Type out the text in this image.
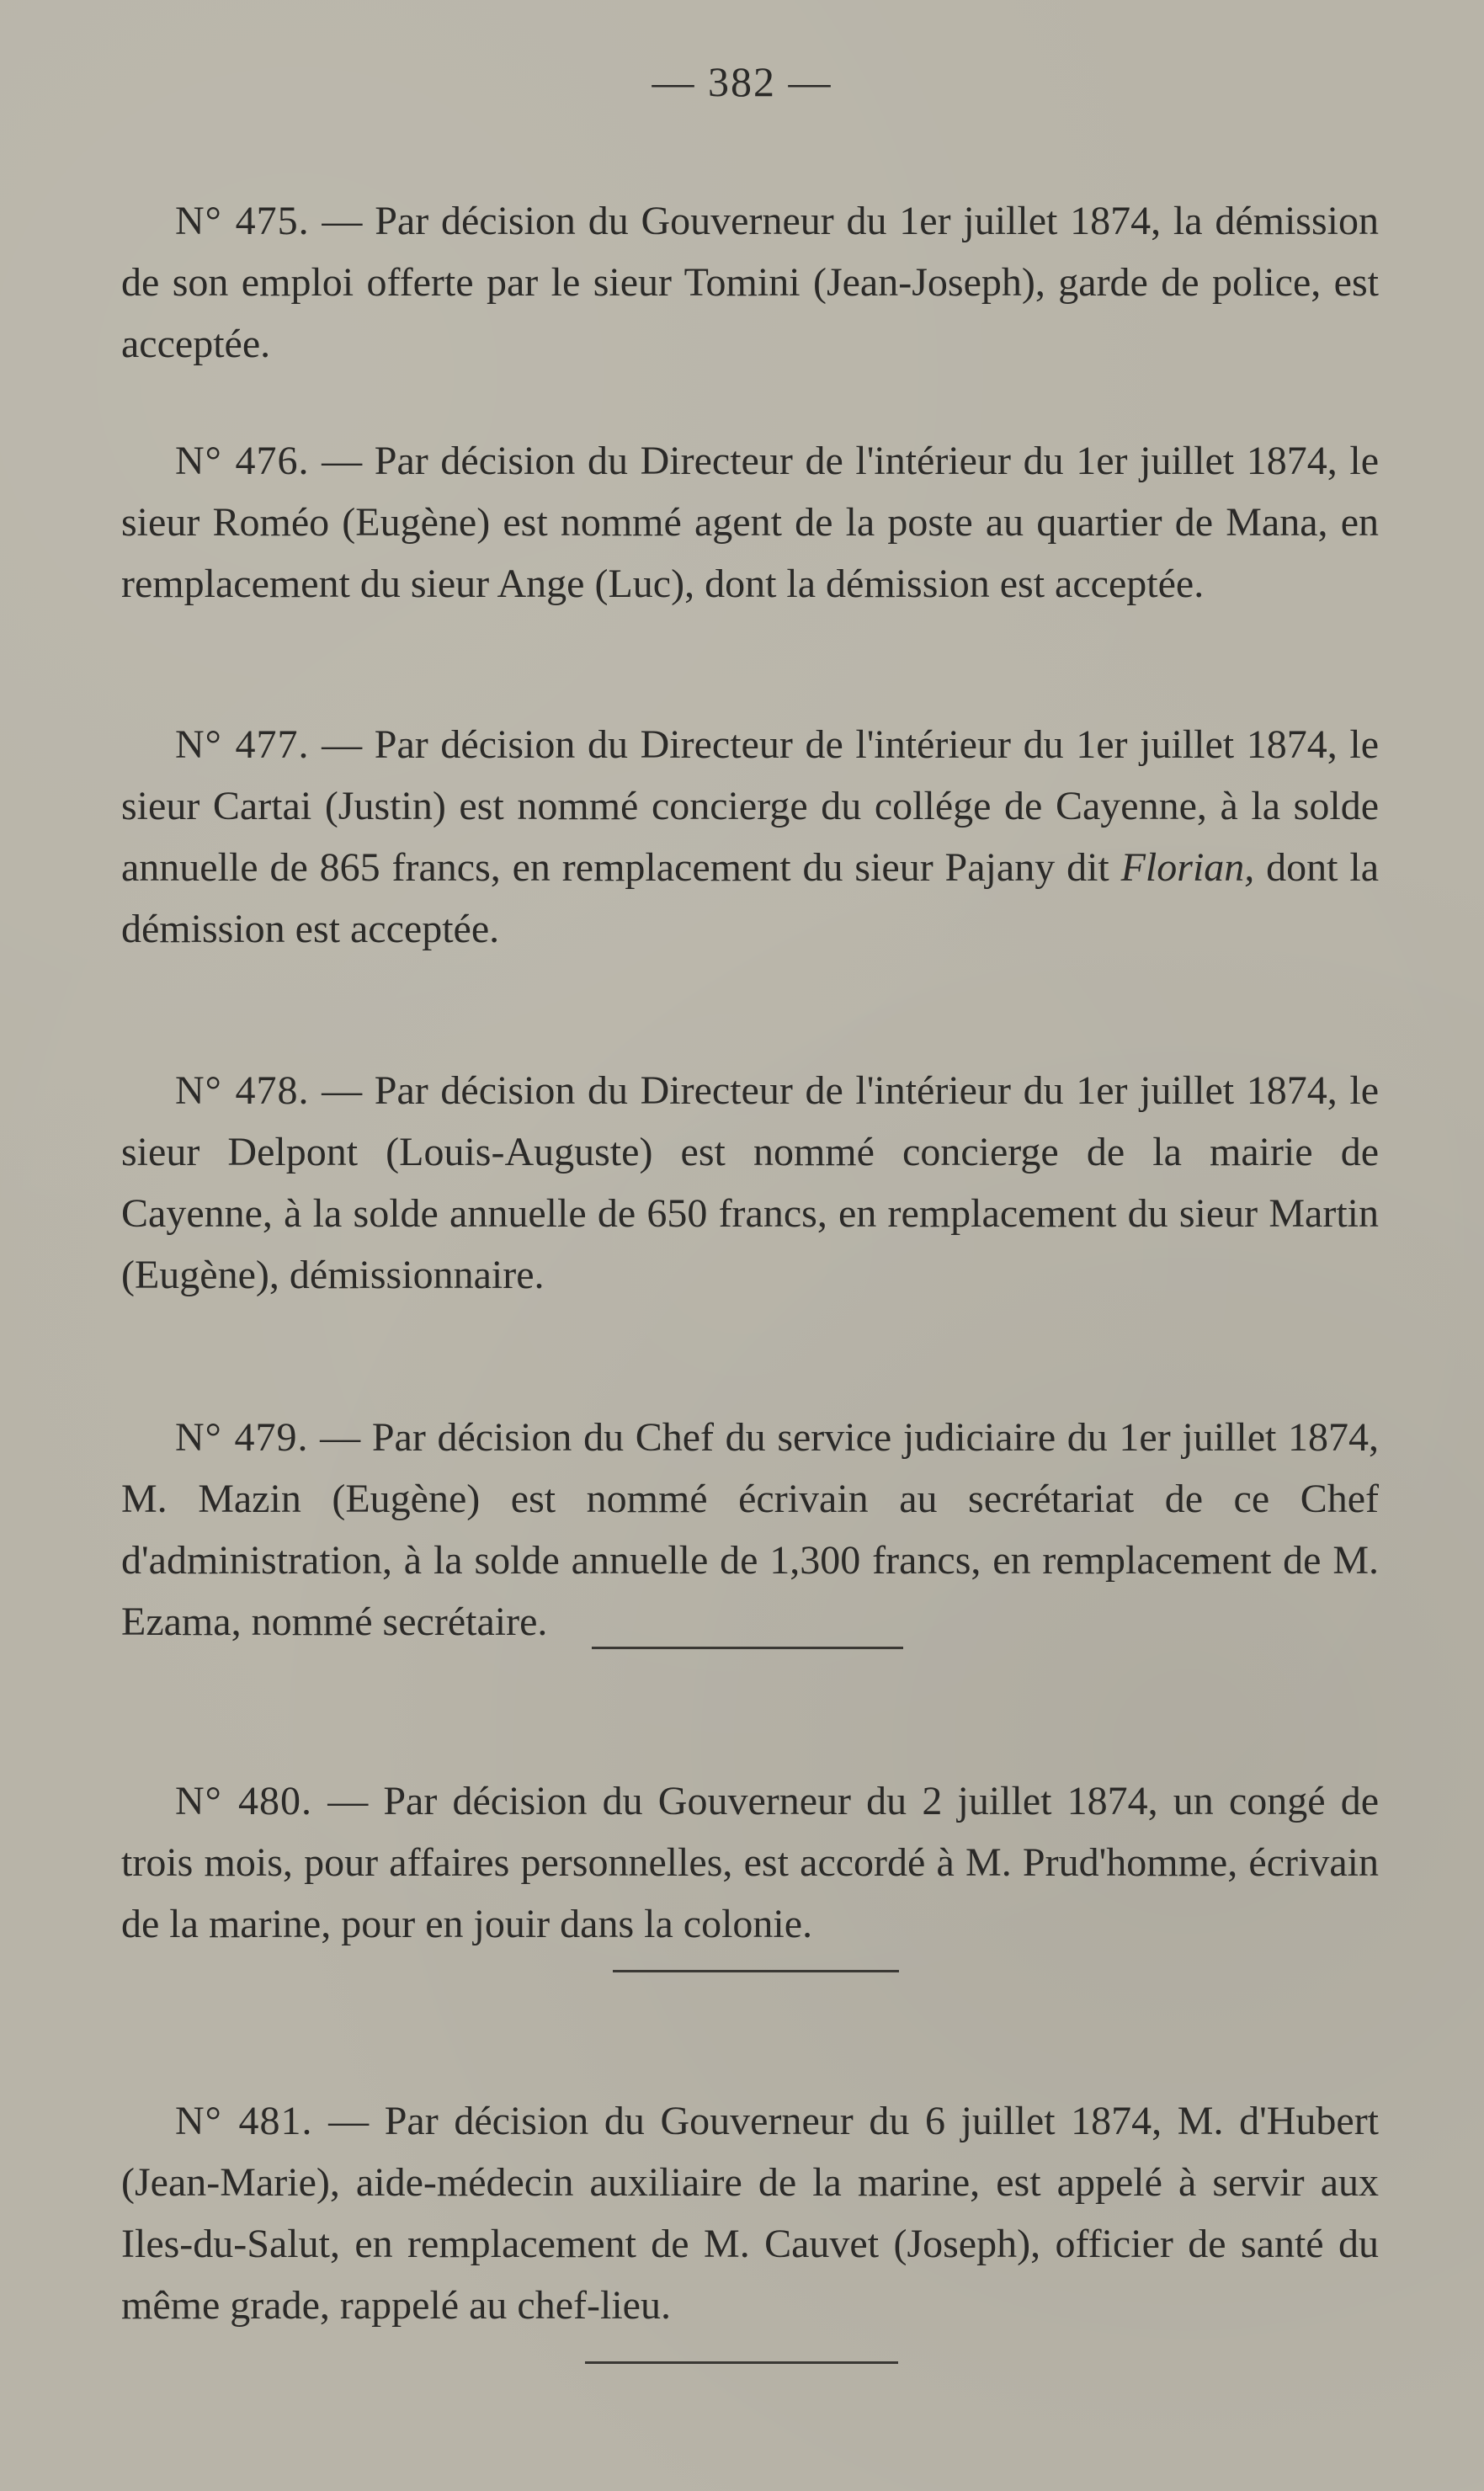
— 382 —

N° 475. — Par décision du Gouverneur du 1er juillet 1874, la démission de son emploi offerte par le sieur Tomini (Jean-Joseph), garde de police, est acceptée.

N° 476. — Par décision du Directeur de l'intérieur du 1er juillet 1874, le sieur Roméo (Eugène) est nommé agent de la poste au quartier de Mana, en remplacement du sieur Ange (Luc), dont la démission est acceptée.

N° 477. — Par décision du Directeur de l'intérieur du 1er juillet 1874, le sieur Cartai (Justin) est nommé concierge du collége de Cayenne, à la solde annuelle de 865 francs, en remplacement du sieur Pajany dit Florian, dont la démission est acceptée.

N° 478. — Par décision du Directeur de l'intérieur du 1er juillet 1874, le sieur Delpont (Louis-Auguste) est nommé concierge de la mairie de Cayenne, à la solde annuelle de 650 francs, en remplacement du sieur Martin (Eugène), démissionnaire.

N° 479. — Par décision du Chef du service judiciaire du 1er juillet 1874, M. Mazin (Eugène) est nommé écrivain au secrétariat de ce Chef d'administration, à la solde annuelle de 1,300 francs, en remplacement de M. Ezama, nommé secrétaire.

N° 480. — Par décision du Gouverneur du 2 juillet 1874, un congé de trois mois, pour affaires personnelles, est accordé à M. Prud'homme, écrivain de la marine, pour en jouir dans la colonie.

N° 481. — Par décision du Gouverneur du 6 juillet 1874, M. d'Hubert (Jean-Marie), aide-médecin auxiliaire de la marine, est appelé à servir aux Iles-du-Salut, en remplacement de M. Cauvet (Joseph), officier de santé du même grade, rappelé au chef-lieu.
_ _ _
▶ _GIVEN TASK_:
Quote all the lines above exactly as given. Do not include the pictures.

▶ _CORRECT ANSWER_:
Type out the text in this image.
— 382 —

N° 475. — Par décision du Gouverneur du 1er juillet 1874, la démission de son emploi offerte par le sieur Tomini (Jean-Joseph), garde de police, est acceptée.

N° 476. — Par décision du Directeur de l'intérieur du 1er juillet 1874, le sieur Roméo (Eugène) est nommé agent de la poste au quartier de Mana, en remplacement du sieur Ange (Luc), dont la démission est acceptée.

N° 477. — Par décision du Directeur de l'intérieur du 1er juillet 1874, le sieur Cartai (Justin) est nommé concierge du collége de Cayenne, à la solde annuelle de 865 francs, en remplacement du sieur Pajany dit Florian, dont la démission est acceptée.

N° 478. — Par décision du Directeur de l'intérieur du 1er juillet 1874, le sieur Delpont (Louis-Auguste) est nommé concierge de la mairie de Cayenne, à la solde annuelle de 650 francs, en remplacement du sieur Martin (Eugène), démissionnaire.

N° 479. — Par décision du Chef du service judiciaire du 1er juillet 1874, M. Mazin (Eugène) est nommé écrivain au secrétariat de ce Chef d'administration, à la solde annuelle de 1,300 francs, en remplacement de M. Ezama, nommé secrétaire.

N° 480. — Par décision du Gouverneur du 2 juillet 1874, un congé de trois mois, pour affaires personnelles, est accordé à M. Prud'homme, écrivain de la marine, pour en jouir dans la colonie.

N° 481. — Par décision du Gouverneur du 6 juillet 1874, M. d'Hubert (Jean-Marie), aide-médecin auxiliaire de la marine, est appelé à servir aux Iles-du-Salut, en remplacement de M. Cauvet (Joseph), officier de santé du même grade, rappelé au chef-lieu.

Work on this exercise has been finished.